Collect from the data below each line with "Visitor".

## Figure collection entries
▬▬▬▬▬▬▬▬▬▬

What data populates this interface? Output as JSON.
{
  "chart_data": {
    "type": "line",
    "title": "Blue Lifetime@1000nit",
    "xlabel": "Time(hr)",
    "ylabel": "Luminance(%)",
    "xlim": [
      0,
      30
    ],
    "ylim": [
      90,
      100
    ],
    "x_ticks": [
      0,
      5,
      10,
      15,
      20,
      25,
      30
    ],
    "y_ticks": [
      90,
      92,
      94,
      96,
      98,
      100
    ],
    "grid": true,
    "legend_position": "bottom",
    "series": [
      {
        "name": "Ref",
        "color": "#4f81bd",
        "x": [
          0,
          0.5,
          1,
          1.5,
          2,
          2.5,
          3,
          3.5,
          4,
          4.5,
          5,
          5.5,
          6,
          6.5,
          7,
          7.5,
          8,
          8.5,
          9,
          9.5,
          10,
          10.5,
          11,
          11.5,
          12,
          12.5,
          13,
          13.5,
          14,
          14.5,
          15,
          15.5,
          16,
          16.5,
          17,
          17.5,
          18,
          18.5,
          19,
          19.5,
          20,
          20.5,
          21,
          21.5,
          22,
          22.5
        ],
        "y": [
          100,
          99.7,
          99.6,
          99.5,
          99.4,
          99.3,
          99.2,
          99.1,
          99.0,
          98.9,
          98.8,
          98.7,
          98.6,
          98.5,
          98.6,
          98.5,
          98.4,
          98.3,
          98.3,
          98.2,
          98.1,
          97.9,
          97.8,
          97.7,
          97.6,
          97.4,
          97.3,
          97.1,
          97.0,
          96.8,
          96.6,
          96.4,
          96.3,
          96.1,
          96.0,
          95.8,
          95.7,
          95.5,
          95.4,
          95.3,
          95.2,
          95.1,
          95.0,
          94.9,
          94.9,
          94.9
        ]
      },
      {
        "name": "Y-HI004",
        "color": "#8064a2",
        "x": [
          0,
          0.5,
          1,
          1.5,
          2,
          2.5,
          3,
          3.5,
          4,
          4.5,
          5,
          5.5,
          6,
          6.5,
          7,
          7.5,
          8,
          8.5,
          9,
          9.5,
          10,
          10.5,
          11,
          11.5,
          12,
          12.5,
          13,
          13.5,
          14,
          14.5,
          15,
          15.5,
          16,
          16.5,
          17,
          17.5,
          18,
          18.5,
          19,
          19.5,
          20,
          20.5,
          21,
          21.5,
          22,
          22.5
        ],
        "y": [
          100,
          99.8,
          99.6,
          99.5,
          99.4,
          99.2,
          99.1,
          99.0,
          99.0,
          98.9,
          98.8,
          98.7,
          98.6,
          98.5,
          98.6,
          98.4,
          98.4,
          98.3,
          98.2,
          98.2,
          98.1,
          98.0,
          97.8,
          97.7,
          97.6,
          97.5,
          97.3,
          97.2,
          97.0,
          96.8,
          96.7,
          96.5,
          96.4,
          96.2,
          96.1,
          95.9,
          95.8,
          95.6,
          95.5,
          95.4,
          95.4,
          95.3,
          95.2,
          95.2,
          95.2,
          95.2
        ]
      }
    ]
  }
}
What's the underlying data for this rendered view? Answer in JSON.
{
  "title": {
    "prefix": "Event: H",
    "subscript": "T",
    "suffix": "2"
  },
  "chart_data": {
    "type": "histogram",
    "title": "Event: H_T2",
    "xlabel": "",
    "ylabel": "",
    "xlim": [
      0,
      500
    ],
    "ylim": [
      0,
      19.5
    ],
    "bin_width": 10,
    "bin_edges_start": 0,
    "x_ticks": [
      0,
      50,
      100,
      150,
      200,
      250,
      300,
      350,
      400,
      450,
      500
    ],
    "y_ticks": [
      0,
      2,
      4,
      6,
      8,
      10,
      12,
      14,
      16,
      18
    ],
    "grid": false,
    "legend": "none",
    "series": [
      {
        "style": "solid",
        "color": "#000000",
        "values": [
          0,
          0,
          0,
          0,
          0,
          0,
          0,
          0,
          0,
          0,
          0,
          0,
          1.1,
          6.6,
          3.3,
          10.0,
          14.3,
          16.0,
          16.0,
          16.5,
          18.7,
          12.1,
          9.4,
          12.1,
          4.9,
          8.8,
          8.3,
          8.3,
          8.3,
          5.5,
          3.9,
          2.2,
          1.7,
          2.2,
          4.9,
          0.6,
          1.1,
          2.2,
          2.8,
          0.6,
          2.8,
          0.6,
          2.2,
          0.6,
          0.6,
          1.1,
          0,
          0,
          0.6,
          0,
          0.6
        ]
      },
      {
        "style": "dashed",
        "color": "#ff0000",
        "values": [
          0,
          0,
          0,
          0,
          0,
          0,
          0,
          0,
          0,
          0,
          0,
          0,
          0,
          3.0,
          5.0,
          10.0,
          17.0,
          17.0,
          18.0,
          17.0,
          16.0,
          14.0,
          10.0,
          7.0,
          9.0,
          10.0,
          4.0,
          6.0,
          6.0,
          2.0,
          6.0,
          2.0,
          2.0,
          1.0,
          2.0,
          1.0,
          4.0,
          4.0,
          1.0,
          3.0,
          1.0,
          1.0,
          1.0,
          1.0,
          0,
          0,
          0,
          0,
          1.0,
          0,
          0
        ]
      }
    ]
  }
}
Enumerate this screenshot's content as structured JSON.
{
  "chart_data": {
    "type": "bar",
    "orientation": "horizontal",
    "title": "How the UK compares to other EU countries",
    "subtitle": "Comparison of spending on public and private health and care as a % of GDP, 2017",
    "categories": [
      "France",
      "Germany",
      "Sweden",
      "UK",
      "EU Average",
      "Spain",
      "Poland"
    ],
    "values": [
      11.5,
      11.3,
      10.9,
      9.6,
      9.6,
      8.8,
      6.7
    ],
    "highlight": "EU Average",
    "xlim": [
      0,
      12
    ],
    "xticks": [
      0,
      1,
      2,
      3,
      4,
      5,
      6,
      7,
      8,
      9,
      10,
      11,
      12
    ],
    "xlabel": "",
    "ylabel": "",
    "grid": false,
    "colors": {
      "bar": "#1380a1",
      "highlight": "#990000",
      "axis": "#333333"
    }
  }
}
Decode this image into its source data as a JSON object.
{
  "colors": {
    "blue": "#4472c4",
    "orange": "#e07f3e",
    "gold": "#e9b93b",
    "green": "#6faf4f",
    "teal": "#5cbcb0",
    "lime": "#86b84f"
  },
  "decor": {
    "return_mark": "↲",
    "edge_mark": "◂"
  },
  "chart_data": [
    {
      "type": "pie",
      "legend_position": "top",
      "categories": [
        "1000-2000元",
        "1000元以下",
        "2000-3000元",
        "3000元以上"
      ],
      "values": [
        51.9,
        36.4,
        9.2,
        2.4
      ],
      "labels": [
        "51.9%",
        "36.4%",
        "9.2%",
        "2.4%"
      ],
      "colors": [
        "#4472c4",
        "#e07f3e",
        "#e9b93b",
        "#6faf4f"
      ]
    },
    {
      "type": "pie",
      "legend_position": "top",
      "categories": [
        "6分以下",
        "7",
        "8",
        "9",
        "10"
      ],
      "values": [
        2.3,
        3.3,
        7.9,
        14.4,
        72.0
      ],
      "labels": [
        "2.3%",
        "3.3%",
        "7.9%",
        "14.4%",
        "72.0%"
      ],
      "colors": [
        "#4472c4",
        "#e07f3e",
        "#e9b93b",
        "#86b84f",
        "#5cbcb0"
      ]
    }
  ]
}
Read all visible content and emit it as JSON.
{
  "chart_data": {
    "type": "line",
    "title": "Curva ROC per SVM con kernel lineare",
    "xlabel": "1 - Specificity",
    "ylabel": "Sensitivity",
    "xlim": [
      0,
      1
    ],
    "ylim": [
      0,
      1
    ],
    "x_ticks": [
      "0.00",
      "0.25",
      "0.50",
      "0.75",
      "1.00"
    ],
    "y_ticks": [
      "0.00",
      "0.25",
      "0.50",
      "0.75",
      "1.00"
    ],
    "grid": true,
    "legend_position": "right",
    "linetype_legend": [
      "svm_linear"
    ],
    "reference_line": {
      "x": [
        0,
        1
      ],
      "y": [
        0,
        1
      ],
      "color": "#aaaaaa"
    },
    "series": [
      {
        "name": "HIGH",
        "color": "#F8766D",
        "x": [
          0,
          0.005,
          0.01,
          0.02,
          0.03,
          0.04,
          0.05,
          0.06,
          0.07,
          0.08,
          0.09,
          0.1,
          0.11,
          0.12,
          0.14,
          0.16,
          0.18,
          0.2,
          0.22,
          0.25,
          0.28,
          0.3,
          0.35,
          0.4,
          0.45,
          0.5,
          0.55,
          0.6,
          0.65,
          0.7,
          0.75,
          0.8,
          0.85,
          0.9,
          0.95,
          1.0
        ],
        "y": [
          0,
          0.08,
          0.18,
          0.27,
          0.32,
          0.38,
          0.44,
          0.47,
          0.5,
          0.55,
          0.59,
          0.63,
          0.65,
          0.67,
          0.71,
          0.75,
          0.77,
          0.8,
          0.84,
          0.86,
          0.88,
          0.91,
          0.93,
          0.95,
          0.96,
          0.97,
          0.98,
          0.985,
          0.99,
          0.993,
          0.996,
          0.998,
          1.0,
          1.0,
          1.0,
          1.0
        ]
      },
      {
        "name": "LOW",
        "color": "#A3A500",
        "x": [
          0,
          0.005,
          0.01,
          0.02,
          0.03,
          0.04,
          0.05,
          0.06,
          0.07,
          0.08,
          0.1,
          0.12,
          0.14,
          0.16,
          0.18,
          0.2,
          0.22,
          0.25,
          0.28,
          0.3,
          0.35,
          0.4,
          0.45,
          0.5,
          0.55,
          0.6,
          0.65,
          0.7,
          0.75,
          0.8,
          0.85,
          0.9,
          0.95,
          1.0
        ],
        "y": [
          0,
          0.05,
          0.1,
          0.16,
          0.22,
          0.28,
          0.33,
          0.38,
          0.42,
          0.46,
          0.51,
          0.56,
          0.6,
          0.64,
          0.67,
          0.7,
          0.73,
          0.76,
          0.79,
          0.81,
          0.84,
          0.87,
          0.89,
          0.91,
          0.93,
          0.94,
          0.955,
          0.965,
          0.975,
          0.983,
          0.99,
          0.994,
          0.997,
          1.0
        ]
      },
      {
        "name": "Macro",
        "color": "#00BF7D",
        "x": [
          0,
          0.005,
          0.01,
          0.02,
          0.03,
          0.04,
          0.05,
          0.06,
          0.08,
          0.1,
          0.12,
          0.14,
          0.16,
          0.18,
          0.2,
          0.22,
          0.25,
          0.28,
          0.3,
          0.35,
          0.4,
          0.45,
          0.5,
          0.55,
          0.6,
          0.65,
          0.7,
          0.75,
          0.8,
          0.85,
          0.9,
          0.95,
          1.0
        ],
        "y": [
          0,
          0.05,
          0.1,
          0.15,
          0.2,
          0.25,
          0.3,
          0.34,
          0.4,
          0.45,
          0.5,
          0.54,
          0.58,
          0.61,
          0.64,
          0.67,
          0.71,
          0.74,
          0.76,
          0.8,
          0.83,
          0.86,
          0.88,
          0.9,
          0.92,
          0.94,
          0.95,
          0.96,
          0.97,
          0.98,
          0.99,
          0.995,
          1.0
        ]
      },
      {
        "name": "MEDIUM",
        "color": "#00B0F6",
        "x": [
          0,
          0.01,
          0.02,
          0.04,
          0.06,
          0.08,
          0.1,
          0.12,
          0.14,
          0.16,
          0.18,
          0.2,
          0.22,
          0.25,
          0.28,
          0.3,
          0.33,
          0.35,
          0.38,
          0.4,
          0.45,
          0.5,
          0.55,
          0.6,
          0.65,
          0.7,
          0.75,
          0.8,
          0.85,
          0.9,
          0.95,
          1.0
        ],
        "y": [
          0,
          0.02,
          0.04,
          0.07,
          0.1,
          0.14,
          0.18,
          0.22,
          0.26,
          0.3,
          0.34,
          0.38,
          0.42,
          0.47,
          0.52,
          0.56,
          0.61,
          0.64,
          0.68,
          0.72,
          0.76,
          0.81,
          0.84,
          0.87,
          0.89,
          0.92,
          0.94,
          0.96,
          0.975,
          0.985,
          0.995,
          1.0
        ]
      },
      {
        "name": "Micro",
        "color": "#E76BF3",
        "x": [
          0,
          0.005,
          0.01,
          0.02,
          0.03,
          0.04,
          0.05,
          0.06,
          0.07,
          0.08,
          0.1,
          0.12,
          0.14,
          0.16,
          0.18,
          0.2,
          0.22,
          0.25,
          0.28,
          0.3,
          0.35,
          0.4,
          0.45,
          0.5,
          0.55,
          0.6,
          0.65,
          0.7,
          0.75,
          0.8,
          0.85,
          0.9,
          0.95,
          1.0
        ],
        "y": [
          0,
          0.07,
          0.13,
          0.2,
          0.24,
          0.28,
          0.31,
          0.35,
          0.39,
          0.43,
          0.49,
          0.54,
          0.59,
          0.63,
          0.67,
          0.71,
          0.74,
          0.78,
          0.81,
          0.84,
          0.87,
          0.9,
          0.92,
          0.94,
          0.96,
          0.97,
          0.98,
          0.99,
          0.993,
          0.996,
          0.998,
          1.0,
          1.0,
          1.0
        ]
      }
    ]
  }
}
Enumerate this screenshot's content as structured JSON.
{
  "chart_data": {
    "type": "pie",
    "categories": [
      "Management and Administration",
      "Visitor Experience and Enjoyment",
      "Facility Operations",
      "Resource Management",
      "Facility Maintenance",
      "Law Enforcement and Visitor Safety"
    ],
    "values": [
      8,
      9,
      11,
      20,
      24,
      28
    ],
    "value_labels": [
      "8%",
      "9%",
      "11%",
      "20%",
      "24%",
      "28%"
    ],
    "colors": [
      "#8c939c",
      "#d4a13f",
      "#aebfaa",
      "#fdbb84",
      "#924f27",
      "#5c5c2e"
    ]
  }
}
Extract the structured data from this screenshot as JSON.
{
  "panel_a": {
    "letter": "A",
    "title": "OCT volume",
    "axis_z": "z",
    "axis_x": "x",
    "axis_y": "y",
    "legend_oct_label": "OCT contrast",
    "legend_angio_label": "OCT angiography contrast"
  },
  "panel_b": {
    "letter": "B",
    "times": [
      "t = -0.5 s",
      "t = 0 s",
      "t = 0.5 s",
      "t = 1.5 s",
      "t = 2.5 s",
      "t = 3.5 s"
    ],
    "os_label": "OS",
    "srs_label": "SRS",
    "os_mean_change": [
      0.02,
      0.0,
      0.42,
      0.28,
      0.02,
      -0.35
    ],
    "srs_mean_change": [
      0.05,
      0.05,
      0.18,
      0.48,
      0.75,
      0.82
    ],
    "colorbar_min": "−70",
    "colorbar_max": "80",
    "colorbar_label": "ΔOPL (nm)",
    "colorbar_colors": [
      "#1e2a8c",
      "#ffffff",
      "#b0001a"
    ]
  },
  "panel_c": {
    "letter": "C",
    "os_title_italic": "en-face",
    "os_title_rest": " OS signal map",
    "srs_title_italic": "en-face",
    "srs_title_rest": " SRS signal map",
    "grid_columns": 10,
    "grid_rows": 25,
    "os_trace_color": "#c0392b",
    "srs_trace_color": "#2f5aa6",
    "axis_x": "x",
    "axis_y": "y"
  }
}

▬▬▬▬▬▬▬▬▬▬

## Solution to the problem
      "Visitor Experience and Enjoyment",
      "Law Enforcement and Visitor Safety"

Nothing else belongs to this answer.